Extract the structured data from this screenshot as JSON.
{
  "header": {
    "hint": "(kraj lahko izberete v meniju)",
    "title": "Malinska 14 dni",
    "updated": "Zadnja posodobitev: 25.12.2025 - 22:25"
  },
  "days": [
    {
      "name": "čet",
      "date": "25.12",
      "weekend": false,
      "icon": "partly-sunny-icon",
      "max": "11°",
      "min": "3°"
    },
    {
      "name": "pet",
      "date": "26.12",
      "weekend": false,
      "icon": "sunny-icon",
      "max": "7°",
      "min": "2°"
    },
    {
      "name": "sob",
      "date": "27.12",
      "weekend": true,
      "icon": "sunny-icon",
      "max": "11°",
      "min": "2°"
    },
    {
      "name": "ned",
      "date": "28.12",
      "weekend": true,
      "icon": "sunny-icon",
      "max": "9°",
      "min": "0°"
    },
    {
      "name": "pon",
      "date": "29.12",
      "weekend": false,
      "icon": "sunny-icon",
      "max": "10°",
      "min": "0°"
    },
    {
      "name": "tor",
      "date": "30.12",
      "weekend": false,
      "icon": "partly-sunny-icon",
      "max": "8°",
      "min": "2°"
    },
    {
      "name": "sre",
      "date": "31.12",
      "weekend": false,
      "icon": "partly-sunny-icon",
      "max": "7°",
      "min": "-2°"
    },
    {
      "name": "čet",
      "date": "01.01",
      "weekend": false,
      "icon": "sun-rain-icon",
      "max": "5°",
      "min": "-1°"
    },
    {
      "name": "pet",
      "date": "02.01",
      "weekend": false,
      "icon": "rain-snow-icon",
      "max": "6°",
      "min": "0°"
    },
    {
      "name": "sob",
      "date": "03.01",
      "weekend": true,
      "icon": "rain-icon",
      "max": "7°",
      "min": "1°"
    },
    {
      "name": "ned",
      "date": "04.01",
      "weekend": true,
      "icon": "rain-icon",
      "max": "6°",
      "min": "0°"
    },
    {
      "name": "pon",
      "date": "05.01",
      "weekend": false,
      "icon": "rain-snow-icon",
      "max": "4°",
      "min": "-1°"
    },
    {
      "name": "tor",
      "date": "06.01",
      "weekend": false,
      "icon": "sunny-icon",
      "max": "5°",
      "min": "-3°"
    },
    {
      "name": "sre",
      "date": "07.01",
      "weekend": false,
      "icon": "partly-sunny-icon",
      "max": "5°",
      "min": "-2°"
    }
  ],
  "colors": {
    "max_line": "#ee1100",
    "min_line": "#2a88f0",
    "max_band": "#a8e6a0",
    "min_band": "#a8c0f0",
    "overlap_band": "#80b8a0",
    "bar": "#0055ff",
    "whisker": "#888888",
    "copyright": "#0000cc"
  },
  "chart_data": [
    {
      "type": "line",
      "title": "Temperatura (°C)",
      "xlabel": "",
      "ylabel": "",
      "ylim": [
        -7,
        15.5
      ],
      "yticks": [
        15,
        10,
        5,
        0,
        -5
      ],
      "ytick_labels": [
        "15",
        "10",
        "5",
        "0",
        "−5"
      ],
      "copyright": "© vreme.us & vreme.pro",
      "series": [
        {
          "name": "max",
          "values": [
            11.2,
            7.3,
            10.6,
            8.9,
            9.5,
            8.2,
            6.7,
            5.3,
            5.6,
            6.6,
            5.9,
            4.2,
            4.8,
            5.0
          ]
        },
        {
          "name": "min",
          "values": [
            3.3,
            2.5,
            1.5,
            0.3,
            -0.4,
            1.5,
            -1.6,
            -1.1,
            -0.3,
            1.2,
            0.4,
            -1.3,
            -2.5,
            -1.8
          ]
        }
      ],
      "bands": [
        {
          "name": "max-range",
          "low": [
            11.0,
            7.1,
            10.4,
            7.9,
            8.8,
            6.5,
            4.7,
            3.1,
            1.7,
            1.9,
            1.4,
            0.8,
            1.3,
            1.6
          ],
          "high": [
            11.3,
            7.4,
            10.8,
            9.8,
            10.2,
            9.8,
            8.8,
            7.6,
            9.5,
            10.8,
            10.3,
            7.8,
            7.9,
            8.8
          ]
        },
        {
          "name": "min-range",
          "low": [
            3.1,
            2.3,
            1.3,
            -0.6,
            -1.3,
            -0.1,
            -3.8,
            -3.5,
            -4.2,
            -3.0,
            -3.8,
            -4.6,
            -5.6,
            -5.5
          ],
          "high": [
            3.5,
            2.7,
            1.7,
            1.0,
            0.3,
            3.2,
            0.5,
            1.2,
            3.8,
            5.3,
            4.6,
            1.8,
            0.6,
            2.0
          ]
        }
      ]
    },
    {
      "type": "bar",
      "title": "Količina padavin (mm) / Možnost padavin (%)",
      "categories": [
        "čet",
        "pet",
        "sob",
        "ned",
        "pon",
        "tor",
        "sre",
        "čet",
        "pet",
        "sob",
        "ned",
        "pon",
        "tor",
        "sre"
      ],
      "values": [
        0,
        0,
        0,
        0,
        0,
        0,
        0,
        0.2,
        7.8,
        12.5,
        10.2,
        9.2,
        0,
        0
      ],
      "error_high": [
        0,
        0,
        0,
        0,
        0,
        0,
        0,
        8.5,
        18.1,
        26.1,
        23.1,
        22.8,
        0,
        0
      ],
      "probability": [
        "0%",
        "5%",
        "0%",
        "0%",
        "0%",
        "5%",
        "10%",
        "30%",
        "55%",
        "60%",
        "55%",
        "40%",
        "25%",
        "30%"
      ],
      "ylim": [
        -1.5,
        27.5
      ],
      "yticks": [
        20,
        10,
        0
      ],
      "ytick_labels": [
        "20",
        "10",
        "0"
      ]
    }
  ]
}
═══
* **TASK TO CARRY OUT**
Extract the listing in its entirety and repeat it exactly.

* **OUTPUT FOR THIS EXERCISE**
Extract the structured data from this screenshot as JSON.
{
  "header": {
    "hint": "(kraj lahko izberete v meniju)",
    "title": "Malinska 14 dni",
    "updated": "Zadnja posodobitev: 25.12.2025 - 22:25"
  },
  "days": [
    {
      "name": "čet",
      "date": "25.12",
      "weekend": false,
      "icon": "partly-sunny-icon",
      "max": "11°",
      "min": "3°"
    },
    {
      "name": "pet",
      "date": "26.12",
      "weekend": false,
      "icon": "sunny-icon",
      "max": "7°",
      "min": "2°"
    },
    {
      "name": "sob",
      "date": "27.12",
      "weekend": true,
      "icon": "sunny-icon",
      "max": "11°",
      "min": "2°"
    },
    {
      "name": "ned",
      "date": "28.12",
      "weekend": true,
      "icon": "sunny-icon",
      "max": "9°",
      "min": "0°"
    },
    {
      "name": "pon",
      "date": "29.12",
      "weekend": false,
      "icon": "sunny-icon",
      "max": "10°",
      "min": "0°"
    },
    {
      "name": "tor",
      "date": "30.12",
      "weekend": false,
      "icon": "partly-sunny-icon",
      "max": "8°",
      "min": "2°"
    },
    {
      "name": "sre",
      "date": "31.12",
      "weekend": false,
      "icon": "partly-sunny-icon",
      "max": "7°",
      "min": "-2°"
    },
    {
      "name": "čet",
      "date": "01.01",
      "weekend": false,
      "icon": "sun-rain-icon",
      "max": "5°",
      "min": "-1°"
    },
    {
      "name": "pet",
      "date": "02.01",
      "weekend": false,
      "icon": "rain-snow-icon",
      "max": "6°",
      "min": "0°"
    },
    {
      "name": "sob",
      "date": "03.01",
      "weekend": true,
      "icon": "rain-icon",
      "max": "7°",
      "min": "1°"
    },
    {
      "name": "ned",
      "date": "04.01",
      "weekend": true,
      "icon": "rain-icon",
      "max": "6°",
      "min": "0°"
    },
    {
      "name": "pon",
      "date": "05.01",
      "weekend": false,
      "icon": "rain-snow-icon",
      "max": "4°",
      "min": "-1°"
    },
    {
      "name": "tor",
      "date": "06.01",
      "weekend": false,
      "icon": "sunny-icon",
      "max": "5°",
      "min": "-3°"
    },
    {
      "name": "sre",
      "date": "07.01",
      "weekend": false,
      "icon": "partly-sunny-icon",
      "max": "5°",
      "min": "-2°"
    }
  ],
  "colors": {
    "max_line": "#ee1100",
    "min_line": "#2a88f0",
    "max_band": "#a8e6a0",
    "min_band": "#a8c0f0",
    "overlap_band": "#80b8a0",
    "bar": "#0055ff",
    "whisker": "#888888",
    "copyright": "#0000cc"
  },
  "chart_data": [
    {
      "type": "line",
      "title": "Temperatura (°C)",
      "xlabel": "",
      "ylabel": "",
      "ylim": [
        -7,
        15.5
      ],
      "yticks": [
        15,
        10,
        5,
        0,
        -5
      ],
      "ytick_labels": [
        "15",
        "10",
        "5",
        "0",
        "−5"
      ],
      "copyright": "© vreme.us & vreme.pro",
      "series": [
        {
          "name": "max",
          "values": [
            11.2,
            7.3,
            10.6,
            8.9,
            9.5,
            8.2,
            6.7,
            5.3,
            5.6,
            6.6,
            5.9,
            4.2,
            4.8,
            5.0
          ]
        },
        {
          "name": "min",
          "values": [
            3.3,
            2.5,
            1.5,
            0.3,
            -0.4,
            1.5,
            -1.6,
            -1.1,
            -0.3,
            1.2,
            0.4,
            -1.3,
            -2.5,
            -1.8
          ]
        }
      ],
      "bands": [
        {
          "name": "max-range",
          "low": [
            11.0,
            7.1,
            10.4,
            7.9,
            8.8,
            6.5,
            4.7,
            3.1,
            1.7,
            1.9,
            1.4,
            0.8,
            1.3,
            1.6
          ],
          "high": [
            11.3,
            7.4,
            10.8,
            9.8,
            10.2,
            9.8,
            8.8,
            7.6,
            9.5,
            10.8,
            10.3,
            7.8,
            7.9,
            8.8
          ]
        },
        {
          "name": "min-range",
          "low": [
            3.1,
            2.3,
            1.3,
            -0.6,
            -1.3,
            -0.1,
            -3.8,
            -3.5,
            -4.2,
            -3.0,
            -3.8,
            -4.6,
            -5.6,
            -5.5
          ],
          "high": [
            3.5,
            2.7,
            1.7,
            1.0,
            0.3,
            3.2,
            0.5,
            1.2,
            3.8,
            5.3,
            4.6,
            1.8,
            0.6,
            2.0
          ]
        }
      ]
    },
    {
      "type": "bar",
      "title": "Količina padavin (mm) / Možnost padavin (%)",
      "categories": [
        "čet",
        "pet",
        "sob",
        "ned",
        "pon",
        "tor",
        "sre",
        "čet",
        "pet",
        "sob",
        "ned",
        "pon",
        "tor",
        "sre"
      ],
      "values": [
        0,
        0,
        0,
        0,
        0,
        0,
        0,
        0.2,
        7.8,
        12.5,
        10.2,
        9.2,
        0,
        0
      ],
      "error_high": [
        0,
        0,
        0,
        0,
        0,
        0,
        0,
        8.5,
        18.1,
        26.1,
        23.1,
        22.8,
        0,
        0
      ],
      "probability": [
        "0%",
        "5%",
        "0%",
        "0%",
        "0%",
        "5%",
        "10%",
        "30%",
        "55%",
        "60%",
        "55%",
        "40%",
        "25%",
        "30%"
      ],
      "ylim": [
        -1.5,
        27.5
      ],
      "yticks": [
        20,
        10,
        0
      ],
      "ytick_labels": [
        "20",
        "10",
        "0"
      ]
    }
  ]
}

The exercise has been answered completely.